((

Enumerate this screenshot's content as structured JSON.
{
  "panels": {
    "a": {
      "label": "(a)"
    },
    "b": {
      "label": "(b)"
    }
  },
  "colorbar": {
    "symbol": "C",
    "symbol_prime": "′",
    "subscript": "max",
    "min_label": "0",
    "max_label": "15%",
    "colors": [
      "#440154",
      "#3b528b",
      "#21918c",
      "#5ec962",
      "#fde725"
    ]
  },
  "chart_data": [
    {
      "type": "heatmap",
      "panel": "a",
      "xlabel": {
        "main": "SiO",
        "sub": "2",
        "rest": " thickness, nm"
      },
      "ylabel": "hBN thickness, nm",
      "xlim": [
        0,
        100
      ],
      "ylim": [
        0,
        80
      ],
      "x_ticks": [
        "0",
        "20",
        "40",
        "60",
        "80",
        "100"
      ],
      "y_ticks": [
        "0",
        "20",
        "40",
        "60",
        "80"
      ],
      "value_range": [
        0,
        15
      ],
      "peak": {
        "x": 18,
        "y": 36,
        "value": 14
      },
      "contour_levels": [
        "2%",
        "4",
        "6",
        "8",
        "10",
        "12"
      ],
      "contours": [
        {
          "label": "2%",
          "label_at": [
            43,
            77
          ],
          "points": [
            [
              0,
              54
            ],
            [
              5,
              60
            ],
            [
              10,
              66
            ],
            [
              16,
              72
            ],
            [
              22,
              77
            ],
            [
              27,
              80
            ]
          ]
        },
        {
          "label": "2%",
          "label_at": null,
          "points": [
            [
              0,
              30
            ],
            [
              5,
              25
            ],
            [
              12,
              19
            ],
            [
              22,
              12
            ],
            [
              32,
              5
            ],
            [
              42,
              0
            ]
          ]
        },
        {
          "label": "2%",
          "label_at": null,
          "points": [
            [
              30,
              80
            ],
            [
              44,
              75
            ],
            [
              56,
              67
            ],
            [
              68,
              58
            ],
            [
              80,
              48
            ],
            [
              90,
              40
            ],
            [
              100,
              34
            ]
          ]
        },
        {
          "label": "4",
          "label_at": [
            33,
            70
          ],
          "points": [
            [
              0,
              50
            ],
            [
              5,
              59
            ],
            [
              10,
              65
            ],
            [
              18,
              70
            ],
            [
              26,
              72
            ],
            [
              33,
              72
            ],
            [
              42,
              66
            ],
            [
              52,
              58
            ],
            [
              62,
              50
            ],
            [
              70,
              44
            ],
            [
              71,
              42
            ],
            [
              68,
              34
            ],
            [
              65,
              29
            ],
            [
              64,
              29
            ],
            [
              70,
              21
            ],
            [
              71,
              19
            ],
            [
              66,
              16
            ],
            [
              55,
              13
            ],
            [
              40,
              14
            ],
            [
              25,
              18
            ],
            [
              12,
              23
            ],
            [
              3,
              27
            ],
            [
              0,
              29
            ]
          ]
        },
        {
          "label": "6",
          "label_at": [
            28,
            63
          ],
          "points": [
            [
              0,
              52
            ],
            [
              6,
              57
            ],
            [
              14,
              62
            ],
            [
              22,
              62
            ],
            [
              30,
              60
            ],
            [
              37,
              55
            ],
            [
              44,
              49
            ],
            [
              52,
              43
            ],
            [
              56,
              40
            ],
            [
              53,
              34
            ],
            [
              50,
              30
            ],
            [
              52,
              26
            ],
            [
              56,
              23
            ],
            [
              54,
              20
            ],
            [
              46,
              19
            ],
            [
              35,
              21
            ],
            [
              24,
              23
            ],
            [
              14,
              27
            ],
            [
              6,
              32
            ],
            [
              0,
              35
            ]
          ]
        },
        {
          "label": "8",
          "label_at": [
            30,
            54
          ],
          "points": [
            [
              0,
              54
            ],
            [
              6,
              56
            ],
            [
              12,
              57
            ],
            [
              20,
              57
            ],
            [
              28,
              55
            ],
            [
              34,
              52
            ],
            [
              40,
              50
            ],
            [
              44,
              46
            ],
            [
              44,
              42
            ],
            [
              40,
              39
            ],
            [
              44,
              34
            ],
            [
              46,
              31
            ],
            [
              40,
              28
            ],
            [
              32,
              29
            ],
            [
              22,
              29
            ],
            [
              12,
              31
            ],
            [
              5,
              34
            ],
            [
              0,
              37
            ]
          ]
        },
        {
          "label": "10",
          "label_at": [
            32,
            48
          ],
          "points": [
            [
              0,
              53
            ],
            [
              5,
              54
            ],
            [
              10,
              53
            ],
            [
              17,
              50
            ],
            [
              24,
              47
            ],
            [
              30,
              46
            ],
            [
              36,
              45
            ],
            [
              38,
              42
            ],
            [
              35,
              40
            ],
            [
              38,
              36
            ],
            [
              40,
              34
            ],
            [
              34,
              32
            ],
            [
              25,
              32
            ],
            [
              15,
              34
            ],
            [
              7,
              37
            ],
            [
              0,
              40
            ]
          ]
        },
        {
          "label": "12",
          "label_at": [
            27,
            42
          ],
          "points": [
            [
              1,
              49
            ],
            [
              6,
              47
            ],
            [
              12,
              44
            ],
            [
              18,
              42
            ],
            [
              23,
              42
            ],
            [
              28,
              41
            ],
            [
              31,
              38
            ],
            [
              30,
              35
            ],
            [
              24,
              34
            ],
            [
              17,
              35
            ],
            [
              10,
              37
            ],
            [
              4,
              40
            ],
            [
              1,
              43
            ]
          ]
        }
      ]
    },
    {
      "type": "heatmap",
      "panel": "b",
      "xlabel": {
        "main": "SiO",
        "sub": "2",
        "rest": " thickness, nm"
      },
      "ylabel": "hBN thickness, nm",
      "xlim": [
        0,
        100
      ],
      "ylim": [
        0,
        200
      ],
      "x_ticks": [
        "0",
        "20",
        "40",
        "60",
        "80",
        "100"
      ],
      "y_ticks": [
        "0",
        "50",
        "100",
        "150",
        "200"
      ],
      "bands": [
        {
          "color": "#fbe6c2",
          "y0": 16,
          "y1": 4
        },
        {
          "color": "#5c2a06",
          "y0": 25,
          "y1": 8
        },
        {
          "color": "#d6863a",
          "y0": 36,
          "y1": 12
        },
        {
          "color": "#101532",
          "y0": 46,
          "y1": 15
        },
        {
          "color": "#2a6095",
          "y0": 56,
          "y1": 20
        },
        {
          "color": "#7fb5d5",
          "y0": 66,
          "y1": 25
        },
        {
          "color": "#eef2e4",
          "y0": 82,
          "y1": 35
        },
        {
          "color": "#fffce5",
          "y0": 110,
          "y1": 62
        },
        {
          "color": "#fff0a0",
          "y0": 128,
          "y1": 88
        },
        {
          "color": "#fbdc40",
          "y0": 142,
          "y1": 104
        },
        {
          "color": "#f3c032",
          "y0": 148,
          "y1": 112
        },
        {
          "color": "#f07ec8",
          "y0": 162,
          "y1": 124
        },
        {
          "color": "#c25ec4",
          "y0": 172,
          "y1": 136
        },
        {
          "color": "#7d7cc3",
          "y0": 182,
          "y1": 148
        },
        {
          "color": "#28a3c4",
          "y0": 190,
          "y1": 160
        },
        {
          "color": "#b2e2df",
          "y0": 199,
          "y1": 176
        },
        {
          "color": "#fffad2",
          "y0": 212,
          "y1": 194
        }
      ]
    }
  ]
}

))

◆ PROBLEM DETAILS
Write the entire listing out again, word for word.

◆ EXPECTED ANSWER
Enumerate this screenshot's content as structured JSON.
{
  "panels": {
    "a": {
      "label": "(a)"
    },
    "b": {
      "label": "(b)"
    }
  },
  "colorbar": {
    "symbol": "C",
    "symbol_prime": "′",
    "subscript": "max",
    "min_label": "0",
    "max_label": "15%",
    "colors": [
      "#440154",
      "#3b528b",
      "#21918c",
      "#5ec962",
      "#fde725"
    ]
  },
  "chart_data": [
    {
      "type": "heatmap",
      "panel": "a",
      "xlabel": {
        "main": "SiO",
        "sub": "2",
        "rest": " thickness, nm"
      },
      "ylabel": "hBN thickness, nm",
      "xlim": [
        0,
        100
      ],
      "ylim": [
        0,
        80
      ],
      "x_ticks": [
        "0",
        "20",
        "40",
        "60",
        "80",
        "100"
      ],
      "y_ticks": [
        "0",
        "20",
        "40",
        "60",
        "80"
      ],
      "value_range": [
        0,
        15
      ],
      "peak": {
        "x": 18,
        "y": 36,
        "value": 14
      },
      "contour_levels": [
        "2%",
        "4",
        "6",
        "8",
        "10",
        "12"
      ],
      "contours": [
        {
          "label": "2%",
          "label_at": [
            43,
            77
          ],
          "points": [
            [
              0,
              54
            ],
            [
              5,
              60
            ],
            [
              10,
              66
            ],
            [
              16,
              72
            ],
            [
              22,
              77
            ],
            [
              27,
              80
            ]
          ]
        },
        {
          "label": "2%",
          "label_at": null,
          "points": [
            [
              0,
              30
            ],
            [
              5,
              25
            ],
            [
              12,
              19
            ],
            [
              22,
              12
            ],
            [
              32,
              5
            ],
            [
              42,
              0
            ]
          ]
        },
        {
          "label": "2%",
          "label_at": null,
          "points": [
            [
              30,
              80
            ],
            [
              44,
              75
            ],
            [
              56,
              67
            ],
            [
              68,
              58
            ],
            [
              80,
              48
            ],
            [
              90,
              40
            ],
            [
              100,
              34
            ]
          ]
        },
        {
          "label": "4",
          "label_at": [
            33,
            70
          ],
          "points": [
            [
              0,
              50
            ],
            [
              5,
              59
            ],
            [
              10,
              65
            ],
            [
              18,
              70
            ],
            [
              26,
              72
            ],
            [
              33,
              72
            ],
            [
              42,
              66
            ],
            [
              52,
              58
            ],
            [
              62,
              50
            ],
            [
              70,
              44
            ],
            [
              71,
              42
            ],
            [
              68,
              34
            ],
            [
              65,
              29
            ],
            [
              64,
              29
            ],
            [
              70,
              21
            ],
            [
              71,
              19
            ],
            [
              66,
              16
            ],
            [
              55,
              13
            ],
            [
              40,
              14
            ],
            [
              25,
              18
            ],
            [
              12,
              23
            ],
            [
              3,
              27
            ],
            [
              0,
              29
            ]
          ]
        },
        {
          "label": "6",
          "label_at": [
            28,
            63
          ],
          "points": [
            [
              0,
              52
            ],
            [
              6,
              57
            ],
            [
              14,
              62
            ],
            [
              22,
              62
            ],
            [
              30,
              60
            ],
            [
              37,
              55
            ],
            [
              44,
              49
            ],
            [
              52,
              43
            ],
            [
              56,
              40
            ],
            [
              53,
              34
            ],
            [
              50,
              30
            ],
            [
              52,
              26
            ],
            [
              56,
              23
            ],
            [
              54,
              20
            ],
            [
              46,
              19
            ],
            [
              35,
              21
            ],
            [
              24,
              23
            ],
            [
              14,
              27
            ],
            [
              6,
              32
            ],
            [
              0,
              35
            ]
          ]
        },
        {
          "label": "8",
          "label_at": [
            30,
            54
          ],
          "points": [
            [
              0,
              54
            ],
            [
              6,
              56
            ],
            [
              12,
              57
            ],
            [
              20,
              57
            ],
            [
              28,
              55
            ],
            [
              34,
              52
            ],
            [
              40,
              50
            ],
            [
              44,
              46
            ],
            [
              44,
              42
            ],
            [
              40,
              39
            ],
            [
              44,
              34
            ],
            [
              46,
              31
            ],
            [
              40,
              28
            ],
            [
              32,
              29
            ],
            [
              22,
              29
            ],
            [
              12,
              31
            ],
            [
              5,
              34
            ],
            [
              0,
              37
            ]
          ]
        },
        {
          "label": "10",
          "label_at": [
            32,
            48
          ],
          "points": [
            [
              0,
              53
            ],
            [
              5,
              54
            ],
            [
              10,
              53
            ],
            [
              17,
              50
            ],
            [
              24,
              47
            ],
            [
              30,
              46
            ],
            [
              36,
              45
            ],
            [
              38,
              42
            ],
            [
              35,
              40
            ],
            [
              38,
              36
            ],
            [
              40,
              34
            ],
            [
              34,
              32
            ],
            [
              25,
              32
            ],
            [
              15,
              34
            ],
            [
              7,
              37
            ],
            [
              0,
              40
            ]
          ]
        },
        {
          "label": "12",
          "label_at": [
            27,
            42
          ],
          "points": [
            [
              1,
              49
            ],
            [
              6,
              47
            ],
            [
              12,
              44
            ],
            [
              18,
              42
            ],
            [
              23,
              42
            ],
            [
              28,
              41
            ],
            [
              31,
              38
            ],
            [
              30,
              35
            ],
            [
              24,
              34
            ],
            [
              17,
              35
            ],
            [
              10,
              37
            ],
            [
              4,
              40
            ],
            [
              1,
              43
            ]
          ]
        }
      ]
    },
    {
      "type": "heatmap",
      "panel": "b",
      "xlabel": {
        "main": "SiO",
        "sub": "2",
        "rest": " thickness, nm"
      },
      "ylabel": "hBN thickness, nm",
      "xlim": [
        0,
        100
      ],
      "ylim": [
        0,
        200
      ],
      "x_ticks": [
        "0",
        "20",
        "40",
        "60",
        "80",
        "100"
      ],
      "y_ticks": [
        "0",
        "50",
        "100",
        "150",
        "200"
      ],
      "bands": [
        {
          "color": "#fbe6c2",
          "y0": 16,
          "y1": 4
        },
        {
          "color": "#5c2a06",
          "y0": 25,
          "y1": 8
        },
        {
          "color": "#d6863a",
          "y0": 36,
          "y1": 12
        },
        {
          "color": "#101532",
          "y0": 46,
          "y1": 15
        },
        {
          "color": "#2a6095",
          "y0": 56,
          "y1": 20
        },
        {
          "color": "#7fb5d5",
          "y0": 66,
          "y1": 25
        },
        {
          "color": "#eef2e4",
          "y0": 82,
          "y1": 35
        },
        {
          "color": "#fffce5",
          "y0": 110,
          "y1": 62
        },
        {
          "color": "#fff0a0",
          "y0": 128,
          "y1": 88
        },
        {
          "color": "#fbdc40",
          "y0": 142,
          "y1": 104
        },
        {
          "color": "#f3c032",
          "y0": 148,
          "y1": 112
        },
        {
          "color": "#f07ec8",
          "y0": 162,
          "y1": 124
        },
        {
          "color": "#c25ec4",
          "y0": 172,
          "y1": 136
        },
        {
          "color": "#7d7cc3",
          "y0": 182,
          "y1": 148
        },
        {
          "color": "#28a3c4",
          "y0": 190,
          "y1": 160
        },
        {
          "color": "#b2e2df",
          "y0": 199,
          "y1": 176
        },
        {
          "color": "#fffad2",
          "y0": 212,
          "y1": 194
        }
      ]
    }
  ]
}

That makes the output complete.